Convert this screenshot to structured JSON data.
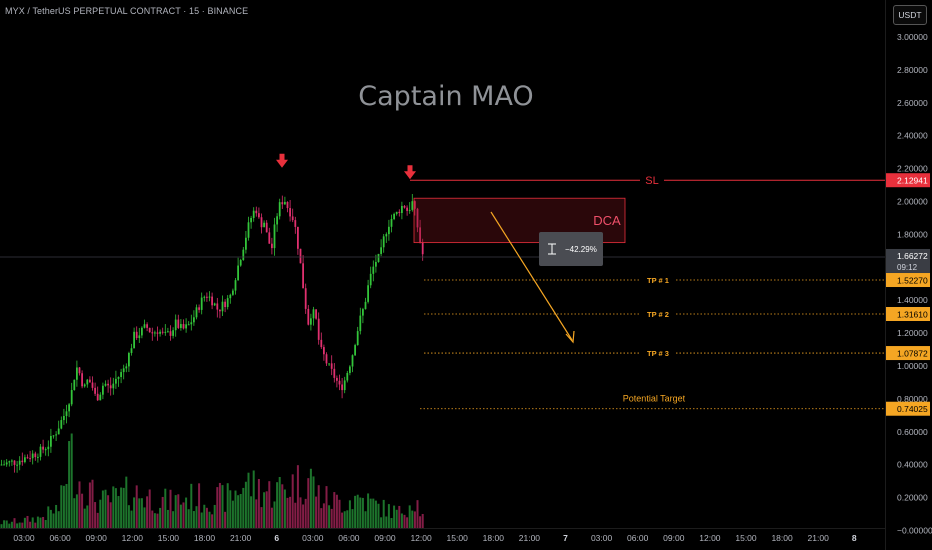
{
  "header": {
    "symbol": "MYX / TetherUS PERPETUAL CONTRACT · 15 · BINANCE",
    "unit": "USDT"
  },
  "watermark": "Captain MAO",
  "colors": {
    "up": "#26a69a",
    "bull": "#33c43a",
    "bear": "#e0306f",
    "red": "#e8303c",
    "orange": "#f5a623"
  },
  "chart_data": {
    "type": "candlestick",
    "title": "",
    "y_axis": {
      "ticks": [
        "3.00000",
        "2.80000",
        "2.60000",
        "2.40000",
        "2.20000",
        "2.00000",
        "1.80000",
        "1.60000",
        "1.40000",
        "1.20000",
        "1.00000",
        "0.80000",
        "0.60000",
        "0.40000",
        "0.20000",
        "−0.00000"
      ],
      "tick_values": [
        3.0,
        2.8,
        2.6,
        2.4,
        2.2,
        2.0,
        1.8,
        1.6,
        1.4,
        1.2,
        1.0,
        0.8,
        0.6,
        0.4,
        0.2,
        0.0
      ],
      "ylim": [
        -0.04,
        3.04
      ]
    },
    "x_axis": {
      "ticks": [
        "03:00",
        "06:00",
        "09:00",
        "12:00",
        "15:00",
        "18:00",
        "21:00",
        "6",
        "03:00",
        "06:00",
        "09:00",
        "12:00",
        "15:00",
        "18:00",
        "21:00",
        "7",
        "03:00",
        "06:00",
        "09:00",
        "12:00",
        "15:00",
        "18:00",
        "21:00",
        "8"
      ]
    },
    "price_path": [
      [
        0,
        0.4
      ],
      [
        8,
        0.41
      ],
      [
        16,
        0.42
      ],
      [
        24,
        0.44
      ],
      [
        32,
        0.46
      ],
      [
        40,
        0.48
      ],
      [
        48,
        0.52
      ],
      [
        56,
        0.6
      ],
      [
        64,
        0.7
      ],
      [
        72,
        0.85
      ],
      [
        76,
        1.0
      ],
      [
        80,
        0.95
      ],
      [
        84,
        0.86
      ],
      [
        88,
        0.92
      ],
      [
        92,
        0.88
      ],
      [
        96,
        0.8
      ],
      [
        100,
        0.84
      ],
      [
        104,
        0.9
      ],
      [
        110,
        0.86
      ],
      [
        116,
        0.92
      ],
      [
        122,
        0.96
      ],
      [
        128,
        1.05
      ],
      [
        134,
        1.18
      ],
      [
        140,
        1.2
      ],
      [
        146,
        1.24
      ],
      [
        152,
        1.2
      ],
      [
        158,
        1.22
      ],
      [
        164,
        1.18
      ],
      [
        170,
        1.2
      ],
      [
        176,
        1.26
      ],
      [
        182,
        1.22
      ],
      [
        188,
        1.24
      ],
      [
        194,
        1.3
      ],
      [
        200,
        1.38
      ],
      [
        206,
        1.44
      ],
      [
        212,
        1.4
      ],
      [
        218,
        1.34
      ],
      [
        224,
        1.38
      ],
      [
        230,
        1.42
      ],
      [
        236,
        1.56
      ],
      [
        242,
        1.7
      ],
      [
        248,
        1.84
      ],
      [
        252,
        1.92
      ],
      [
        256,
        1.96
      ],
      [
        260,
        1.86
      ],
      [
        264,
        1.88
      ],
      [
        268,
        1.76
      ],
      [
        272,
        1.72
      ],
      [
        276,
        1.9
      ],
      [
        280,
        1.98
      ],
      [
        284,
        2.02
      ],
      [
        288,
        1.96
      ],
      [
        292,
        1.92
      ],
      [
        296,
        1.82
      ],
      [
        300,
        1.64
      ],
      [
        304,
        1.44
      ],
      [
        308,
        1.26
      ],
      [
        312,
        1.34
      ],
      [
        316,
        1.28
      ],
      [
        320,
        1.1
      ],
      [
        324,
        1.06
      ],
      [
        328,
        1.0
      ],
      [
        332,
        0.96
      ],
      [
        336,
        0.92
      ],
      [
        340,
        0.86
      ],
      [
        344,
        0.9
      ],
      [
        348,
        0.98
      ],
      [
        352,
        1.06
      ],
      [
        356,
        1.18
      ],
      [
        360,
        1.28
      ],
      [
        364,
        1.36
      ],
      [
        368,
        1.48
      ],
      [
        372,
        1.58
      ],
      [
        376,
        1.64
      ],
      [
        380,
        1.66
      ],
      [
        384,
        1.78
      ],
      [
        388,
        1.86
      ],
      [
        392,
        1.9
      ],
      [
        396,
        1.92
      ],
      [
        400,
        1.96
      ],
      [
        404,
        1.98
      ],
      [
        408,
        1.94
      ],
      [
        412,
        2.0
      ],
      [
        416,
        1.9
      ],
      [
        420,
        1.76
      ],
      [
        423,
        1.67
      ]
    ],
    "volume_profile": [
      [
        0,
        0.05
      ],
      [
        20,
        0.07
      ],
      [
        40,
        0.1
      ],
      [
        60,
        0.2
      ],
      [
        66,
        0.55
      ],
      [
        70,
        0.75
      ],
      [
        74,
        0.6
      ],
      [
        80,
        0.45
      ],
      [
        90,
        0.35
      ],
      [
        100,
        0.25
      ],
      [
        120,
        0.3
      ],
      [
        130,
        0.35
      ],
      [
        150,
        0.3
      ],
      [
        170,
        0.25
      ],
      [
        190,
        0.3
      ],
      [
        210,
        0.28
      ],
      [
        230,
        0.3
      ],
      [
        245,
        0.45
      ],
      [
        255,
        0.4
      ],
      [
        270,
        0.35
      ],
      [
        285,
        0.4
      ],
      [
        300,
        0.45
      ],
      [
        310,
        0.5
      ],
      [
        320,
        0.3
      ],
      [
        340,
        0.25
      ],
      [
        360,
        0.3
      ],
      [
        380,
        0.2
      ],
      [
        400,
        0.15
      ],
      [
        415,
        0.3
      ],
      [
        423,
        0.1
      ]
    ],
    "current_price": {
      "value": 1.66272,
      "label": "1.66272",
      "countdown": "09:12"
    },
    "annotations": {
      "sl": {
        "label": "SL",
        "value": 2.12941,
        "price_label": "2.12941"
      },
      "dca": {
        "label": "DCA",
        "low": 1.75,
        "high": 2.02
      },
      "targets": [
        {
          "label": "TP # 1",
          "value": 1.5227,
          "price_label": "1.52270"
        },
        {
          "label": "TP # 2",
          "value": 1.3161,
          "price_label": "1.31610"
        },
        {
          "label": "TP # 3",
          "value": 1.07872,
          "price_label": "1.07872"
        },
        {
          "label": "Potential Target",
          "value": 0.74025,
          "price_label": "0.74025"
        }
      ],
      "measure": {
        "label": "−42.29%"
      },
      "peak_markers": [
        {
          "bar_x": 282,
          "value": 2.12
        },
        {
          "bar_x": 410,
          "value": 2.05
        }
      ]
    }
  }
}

=-=-=-=-=

§ **Task details**: Using the data above, write out every line exactly, leaving the images behind.

§ **Complete output**:
Convert this screenshot to structured JSON data.
{
  "header": {
    "symbol": "MYX / TetherUS PERPETUAL CONTRACT · 15 · BINANCE",
    "unit": "USDT"
  },
  "watermark": "Captain MAO",
  "colors": {
    "up": "#26a69a",
    "bull": "#33c43a",
    "bear": "#e0306f",
    "red": "#e8303c",
    "orange": "#f5a623"
  },
  "chart_data": {
    "type": "candlestick",
    "title": "",
    "y_axis": {
      "ticks": [
        "3.00000",
        "2.80000",
        "2.60000",
        "2.40000",
        "2.20000",
        "2.00000",
        "1.80000",
        "1.60000",
        "1.40000",
        "1.20000",
        "1.00000",
        "0.80000",
        "0.60000",
        "0.40000",
        "0.20000",
        "−0.00000"
      ],
      "tick_values": [
        3.0,
        2.8,
        2.6,
        2.4,
        2.2,
        2.0,
        1.8,
        1.6,
        1.4,
        1.2,
        1.0,
        0.8,
        0.6,
        0.4,
        0.2,
        0.0
      ],
      "ylim": [
        -0.04,
        3.04
      ]
    },
    "x_axis": {
      "ticks": [
        "03:00",
        "06:00",
        "09:00",
        "12:00",
        "15:00",
        "18:00",
        "21:00",
        "6",
        "03:00",
        "06:00",
        "09:00",
        "12:00",
        "15:00",
        "18:00",
        "21:00",
        "7",
        "03:00",
        "06:00",
        "09:00",
        "12:00",
        "15:00",
        "18:00",
        "21:00",
        "8"
      ]
    },
    "price_path": [
      [
        0,
        0.4
      ],
      [
        8,
        0.41
      ],
      [
        16,
        0.42
      ],
      [
        24,
        0.44
      ],
      [
        32,
        0.46
      ],
      [
        40,
        0.48
      ],
      [
        48,
        0.52
      ],
      [
        56,
        0.6
      ],
      [
        64,
        0.7
      ],
      [
        72,
        0.85
      ],
      [
        76,
        1.0
      ],
      [
        80,
        0.95
      ],
      [
        84,
        0.86
      ],
      [
        88,
        0.92
      ],
      [
        92,
        0.88
      ],
      [
        96,
        0.8
      ],
      [
        100,
        0.84
      ],
      [
        104,
        0.9
      ],
      [
        110,
        0.86
      ],
      [
        116,
        0.92
      ],
      [
        122,
        0.96
      ],
      [
        128,
        1.05
      ],
      [
        134,
        1.18
      ],
      [
        140,
        1.2
      ],
      [
        146,
        1.24
      ],
      [
        152,
        1.2
      ],
      [
        158,
        1.22
      ],
      [
        164,
        1.18
      ],
      [
        170,
        1.2
      ],
      [
        176,
        1.26
      ],
      [
        182,
        1.22
      ],
      [
        188,
        1.24
      ],
      [
        194,
        1.3
      ],
      [
        200,
        1.38
      ],
      [
        206,
        1.44
      ],
      [
        212,
        1.4
      ],
      [
        218,
        1.34
      ],
      [
        224,
        1.38
      ],
      [
        230,
        1.42
      ],
      [
        236,
        1.56
      ],
      [
        242,
        1.7
      ],
      [
        248,
        1.84
      ],
      [
        252,
        1.92
      ],
      [
        256,
        1.96
      ],
      [
        260,
        1.86
      ],
      [
        264,
        1.88
      ],
      [
        268,
        1.76
      ],
      [
        272,
        1.72
      ],
      [
        276,
        1.9
      ],
      [
        280,
        1.98
      ],
      [
        284,
        2.02
      ],
      [
        288,
        1.96
      ],
      [
        292,
        1.92
      ],
      [
        296,
        1.82
      ],
      [
        300,
        1.64
      ],
      [
        304,
        1.44
      ],
      [
        308,
        1.26
      ],
      [
        312,
        1.34
      ],
      [
        316,
        1.28
      ],
      [
        320,
        1.1
      ],
      [
        324,
        1.06
      ],
      [
        328,
        1.0
      ],
      [
        332,
        0.96
      ],
      [
        336,
        0.92
      ],
      [
        340,
        0.86
      ],
      [
        344,
        0.9
      ],
      [
        348,
        0.98
      ],
      [
        352,
        1.06
      ],
      [
        356,
        1.18
      ],
      [
        360,
        1.28
      ],
      [
        364,
        1.36
      ],
      [
        368,
        1.48
      ],
      [
        372,
        1.58
      ],
      [
        376,
        1.64
      ],
      [
        380,
        1.66
      ],
      [
        384,
        1.78
      ],
      [
        388,
        1.86
      ],
      [
        392,
        1.9
      ],
      [
        396,
        1.92
      ],
      [
        400,
        1.96
      ],
      [
        404,
        1.98
      ],
      [
        408,
        1.94
      ],
      [
        412,
        2.0
      ],
      [
        416,
        1.9
      ],
      [
        420,
        1.76
      ],
      [
        423,
        1.67
      ]
    ],
    "volume_profile": [
      [
        0,
        0.05
      ],
      [
        20,
        0.07
      ],
      [
        40,
        0.1
      ],
      [
        60,
        0.2
      ],
      [
        66,
        0.55
      ],
      [
        70,
        0.75
      ],
      [
        74,
        0.6
      ],
      [
        80,
        0.45
      ],
      [
        90,
        0.35
      ],
      [
        100,
        0.25
      ],
      [
        120,
        0.3
      ],
      [
        130,
        0.35
      ],
      [
        150,
        0.3
      ],
      [
        170,
        0.25
      ],
      [
        190,
        0.3
      ],
      [
        210,
        0.28
      ],
      [
        230,
        0.3
      ],
      [
        245,
        0.45
      ],
      [
        255,
        0.4
      ],
      [
        270,
        0.35
      ],
      [
        285,
        0.4
      ],
      [
        300,
        0.45
      ],
      [
        310,
        0.5
      ],
      [
        320,
        0.3
      ],
      [
        340,
        0.25
      ],
      [
        360,
        0.3
      ],
      [
        380,
        0.2
      ],
      [
        400,
        0.15
      ],
      [
        415,
        0.3
      ],
      [
        423,
        0.1
      ]
    ],
    "current_price": {
      "value": 1.66272,
      "label": "1.66272",
      "countdown": "09:12"
    },
    "annotations": {
      "sl": {
        "label": "SL",
        "value": 2.12941,
        "price_label": "2.12941"
      },
      "dca": {
        "label": "DCA",
        "low": 1.75,
        "high": 2.02
      },
      "targets": [
        {
          "label": "TP # 1",
          "value": 1.5227,
          "price_label": "1.52270"
        },
        {
          "label": "TP # 2",
          "value": 1.3161,
          "price_label": "1.31610"
        },
        {
          "label": "TP # 3",
          "value": 1.07872,
          "price_label": "1.07872"
        },
        {
          "label": "Potential Target",
          "value": 0.74025,
          "price_label": "0.74025"
        }
      ],
      "measure": {
        "label": "−42.29%"
      },
      "peak_markers": [
        {
          "bar_x": 282,
          "value": 2.12
        },
        {
          "bar_x": 410,
          "value": 2.05
        }
      ]
    }
  }
}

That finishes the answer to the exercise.